Stated goal
All records below must be retyped exactly.

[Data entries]
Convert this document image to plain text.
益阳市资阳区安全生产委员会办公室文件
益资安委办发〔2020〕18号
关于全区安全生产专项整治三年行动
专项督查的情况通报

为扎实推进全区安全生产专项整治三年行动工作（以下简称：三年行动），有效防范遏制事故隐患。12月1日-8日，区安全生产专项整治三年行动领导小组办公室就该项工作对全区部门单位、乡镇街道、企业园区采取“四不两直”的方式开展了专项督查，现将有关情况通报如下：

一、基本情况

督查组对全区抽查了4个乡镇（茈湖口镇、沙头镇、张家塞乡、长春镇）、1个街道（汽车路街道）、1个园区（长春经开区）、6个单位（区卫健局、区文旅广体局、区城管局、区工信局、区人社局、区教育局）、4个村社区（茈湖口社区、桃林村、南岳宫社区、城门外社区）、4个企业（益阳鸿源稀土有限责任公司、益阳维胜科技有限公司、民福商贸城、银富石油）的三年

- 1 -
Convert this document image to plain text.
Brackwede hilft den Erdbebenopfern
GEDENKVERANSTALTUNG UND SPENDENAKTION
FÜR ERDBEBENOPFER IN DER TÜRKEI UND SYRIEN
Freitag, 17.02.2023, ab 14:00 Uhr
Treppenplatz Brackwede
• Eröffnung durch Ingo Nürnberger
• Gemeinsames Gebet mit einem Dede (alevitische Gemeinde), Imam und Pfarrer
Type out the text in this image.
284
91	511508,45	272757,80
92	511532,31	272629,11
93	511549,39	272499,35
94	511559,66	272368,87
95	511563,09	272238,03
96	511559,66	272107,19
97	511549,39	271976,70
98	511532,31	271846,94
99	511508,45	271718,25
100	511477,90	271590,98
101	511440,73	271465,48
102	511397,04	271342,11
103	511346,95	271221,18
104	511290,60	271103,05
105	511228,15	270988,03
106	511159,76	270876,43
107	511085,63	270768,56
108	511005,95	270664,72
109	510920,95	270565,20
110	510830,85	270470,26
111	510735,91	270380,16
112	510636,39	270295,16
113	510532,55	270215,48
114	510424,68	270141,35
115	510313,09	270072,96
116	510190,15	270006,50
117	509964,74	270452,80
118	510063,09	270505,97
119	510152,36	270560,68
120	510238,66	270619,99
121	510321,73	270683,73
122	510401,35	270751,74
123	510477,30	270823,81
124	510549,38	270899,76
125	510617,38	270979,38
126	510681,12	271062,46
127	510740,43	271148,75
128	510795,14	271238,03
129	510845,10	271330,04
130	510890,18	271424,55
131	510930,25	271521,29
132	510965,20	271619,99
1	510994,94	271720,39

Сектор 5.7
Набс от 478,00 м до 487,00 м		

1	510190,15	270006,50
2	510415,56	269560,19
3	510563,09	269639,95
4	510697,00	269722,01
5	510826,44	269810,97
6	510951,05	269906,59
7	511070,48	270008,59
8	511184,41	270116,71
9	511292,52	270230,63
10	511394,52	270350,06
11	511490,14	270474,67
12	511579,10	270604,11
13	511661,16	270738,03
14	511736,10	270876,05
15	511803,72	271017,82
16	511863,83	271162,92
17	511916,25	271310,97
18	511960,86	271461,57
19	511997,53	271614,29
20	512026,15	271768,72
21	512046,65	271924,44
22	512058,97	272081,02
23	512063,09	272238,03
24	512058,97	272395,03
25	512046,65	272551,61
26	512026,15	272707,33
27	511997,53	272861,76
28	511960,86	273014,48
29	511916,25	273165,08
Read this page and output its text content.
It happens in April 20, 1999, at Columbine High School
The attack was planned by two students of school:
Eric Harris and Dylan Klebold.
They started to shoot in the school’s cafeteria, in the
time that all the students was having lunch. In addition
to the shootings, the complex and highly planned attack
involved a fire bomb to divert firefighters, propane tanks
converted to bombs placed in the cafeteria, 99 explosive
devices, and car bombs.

Full output
Convert this document image to plain text.
益阳市资阳区安全生产委员会办公室文件
益资安委办发〔2020〕18号
关于全区安全生产专项整治三年行动
专项督查的情况通报

为扎实推进全区安全生产专项整治三年行动工作（以下简称：三年行动），有效防范遏制事故隐患。12月1日-8日，区安全生产专项整治三年行动领导小组办公室就该项工作对全区部门单位、乡镇街道、企业园区采取“四不两直”的方式开展了专项督查，现将有关情况通报如下：

一、基本情况

督查组对全区抽查了4个乡镇（茈湖口镇、沙头镇、张家塞乡、长春镇）、1个街道（汽车路街道）、1个园区（长春经开区）、6个单位（区卫健局、区文旅广体局、区城管局、区工信局、区人社局、区教育局）、4个村社区（茈湖口社区、桃林村、南岳宫社区、城门外社区）、4个企业（益阳鸿源稀土有限责任公司、益阳维胜科技有限公司、民福商贸城、银富石油）的三年

- 1 -
Convert this document image to plain text.
Brackwede hilft den Erdbebenopfern
GEDENKVERANSTALTUNG UND SPENDENAKTION
FÜR ERDBEBENOPFER IN DER TÜRKEI UND SYRIEN
Freitag, 17.02.2023, ab 14:00 Uhr
Treppenplatz Brackwede
• Eröffnung durch Ingo Nürnberger
• Gemeinsames Gebet mit einem Dede (alevitische Gemeinde), Imam und Pfarrer
Type out the text in this image.
284
91	511508,45	272757,80
92	511532,31	272629,11
93	511549,39	272499,35
94	511559,66	272368,87
95	511563,09	272238,03
96	511559,66	272107,19
97	511549,39	271976,70
98	511532,31	271846,94
99	511508,45	271718,25
100	511477,90	271590,98
101	511440,73	271465,48
102	511397,04	271342,11
103	511346,95	271221,18
104	511290,60	271103,05
105	511228,15	270988,03
106	511159,76	270876,43
107	511085,63	270768,56
108	511005,95	270664,72
109	510920,95	270565,20
110	510830,85	270470,26
111	510735,91	270380,16
112	510636,39	270295,16
113	510532,55	270215,48
114	510424,68	270141,35
115	510313,09	270072,96
116	510190,15	270006,50
117	509964,74	270452,80
118	510063,09	270505,97
119	510152,36	270560,68
120	510238,66	270619,99
121	510321,73	270683,73
122	510401,35	270751,74
123	510477,30	270823,81
124	510549,38	270899,76
125	510617,38	270979,38
126	510681,12	271062,46
127	510740,43	271148,75
128	510795,14	271238,03
129	510845,10	271330,04
130	510890,18	271424,55
131	510930,25	271521,29
132	510965,20	271619,99
1	510994,94	271720,39

Сектор 5.7
Набс от 478,00 м до 487,00 м		

1	510190,15	270006,50
2	510415,56	269560,19
3	510563,09	269639,95
4	510697,00	269722,01
5	510826,44	269810,97
6	510951,05	269906,59
7	511070,48	270008,59
8	511184,41	270116,71
9	511292,52	270230,63
10	511394,52	270350,06
11	511490,14	270474,67
12	511579,10	270604,11
13	511661,16	270738,03
14	511736,10	270876,05
15	511803,72	271017,82
16	511863,83	271162,92
17	511916,25	271310,97
18	511960,86	271461,57
19	511997,53	271614,29
20	512026,15	271768,72
21	512046,65	271924,44
22	512058,97	272081,02
23	512063,09	272238,03
24	512058,97	272395,03
25	512046,65	272551,61
26	512026,15	272707,33
27	511997,53	272861,76
28	511960,86	273014,48
29	511916,25	273165,08
Read this page and output its text content.
It happens in April 20, 1999, at Columbine High School
The attack was planned by two students of school:
Eric Harris and Dylan Klebold.
They started to shoot in the school’s cafeteria, in the
time that all the students was having lunch. In addition
to the shootings, the complex and highly planned attack
involved a fire bomb to divert firefighters, propane tanks
converted to bombs placed in the cafeteria, 99 explosive
devices, and car bombs.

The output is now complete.